**WHAT YOU ARE ASKED TO DO**:
Answer these from the blog post below about life choices and a tarot reading:
(a) At which market was the T-shirt stall the writer ran part-time?
(b) How many cards did the reader lay out, and in what shape?
(c) What is the title of the Po Bronson book the writer read?

**TEXT SHOWN**:
—————

There is an epidemic among 20-something year olds.
It seems that my friends
and I feel like we have everything, and yet nothing at the same time.
Our
generation on the whole are fairly independent, well educated, have the
opportunity to travel or work abroad, to chase good jobs, to get on the
property ladder, to date Mr Right, have beautiful babies, to eat, drink and be
merrier than an elf drinking mulled wine yet still look hot in our disco pants. The problem is- we want it all before
the dreaded 3-0.
I, like many of my travelling cohorts here in Australia, often mention starting our so-called 'real life' when we're done with travelling. We're forever
brain-storming (sorry- thought-showering) 'What To Do With Our Lives'
and the merits of everything from being a pilot to a pole dancer have been
pondered. Do I try and do 3 months of farm work to stay another year in
Australia, go home and do a Masters course, apply for jobs or internships in a place I'd love
to explore further, do a ski season or a stint on a cruise ship, or move to
Bali and become a masseuse?!
It's a blessing and a curse; being of the generation who have the world at their feet, but want to walk all paths, including the road less traveled, to an idyllic ideal destination too hazy yet to make out.
I even read Po Bronson's anecdotal
'What Should I Do With My Life', which only really made me realise that people face this dilemma at all points in their life.
Turning to Tarot...
The other day while I was weighing up my options at the Cairns Night Market
T-shirt stall I ran part-time, a tarot card reader I've befriended offered me a
free reading. I was skeptical at first, but I came out of it feeling far better
about my past choices, present situation and future decisions. Here's what
happened...
My reader shuffled the cards and explained what each card in turn would
mean when he pulled it from the pack. He placed 7
Osho (Indian guru) tarot cards into a V position
representing the wings of a bird; the top wing being my female energies like
intuitions of the heart and the bottom being male representing action.
Cynics- beware- an open mind is required for the rest of this post too!

—————

**SUPPLIED MATERIAL**:
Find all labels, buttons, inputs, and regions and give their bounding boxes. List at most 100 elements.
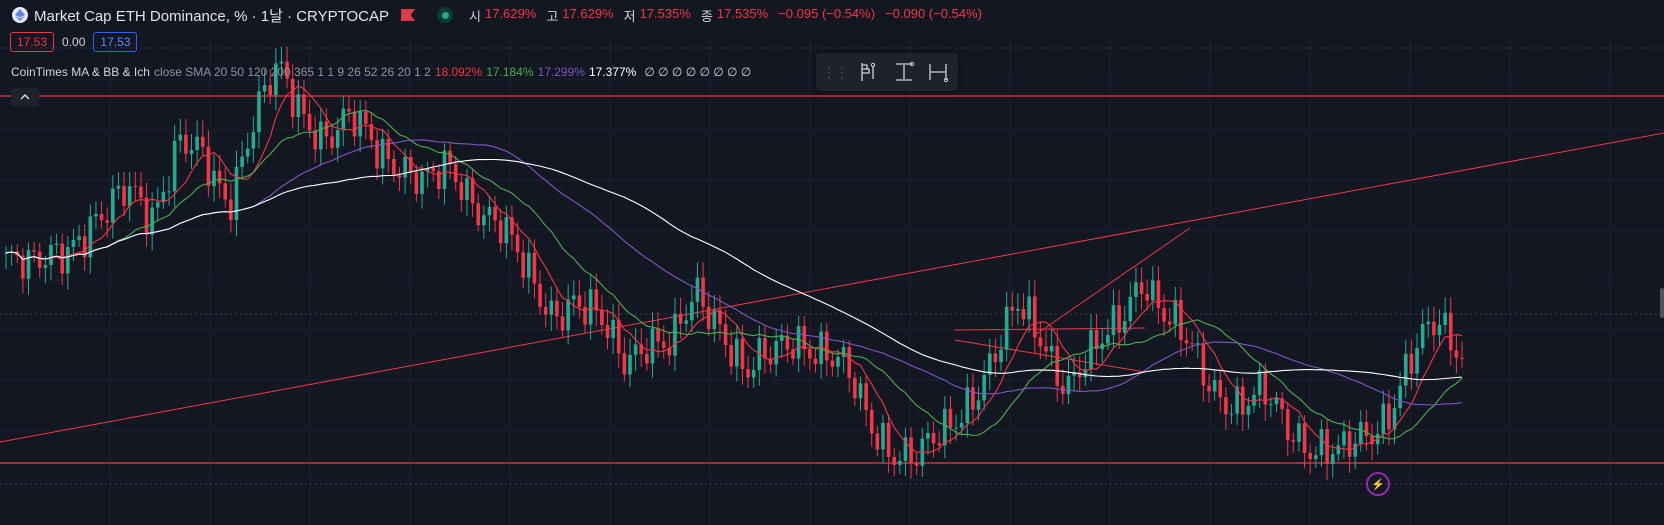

—————

**ANSWER TO THIS EXERCISE**:
(a) The Cairns Night Market.
(b) Seven Osho tarot cards, in a V shape representing the wings of a bird.
(c) 'What Should I Do With My Life'.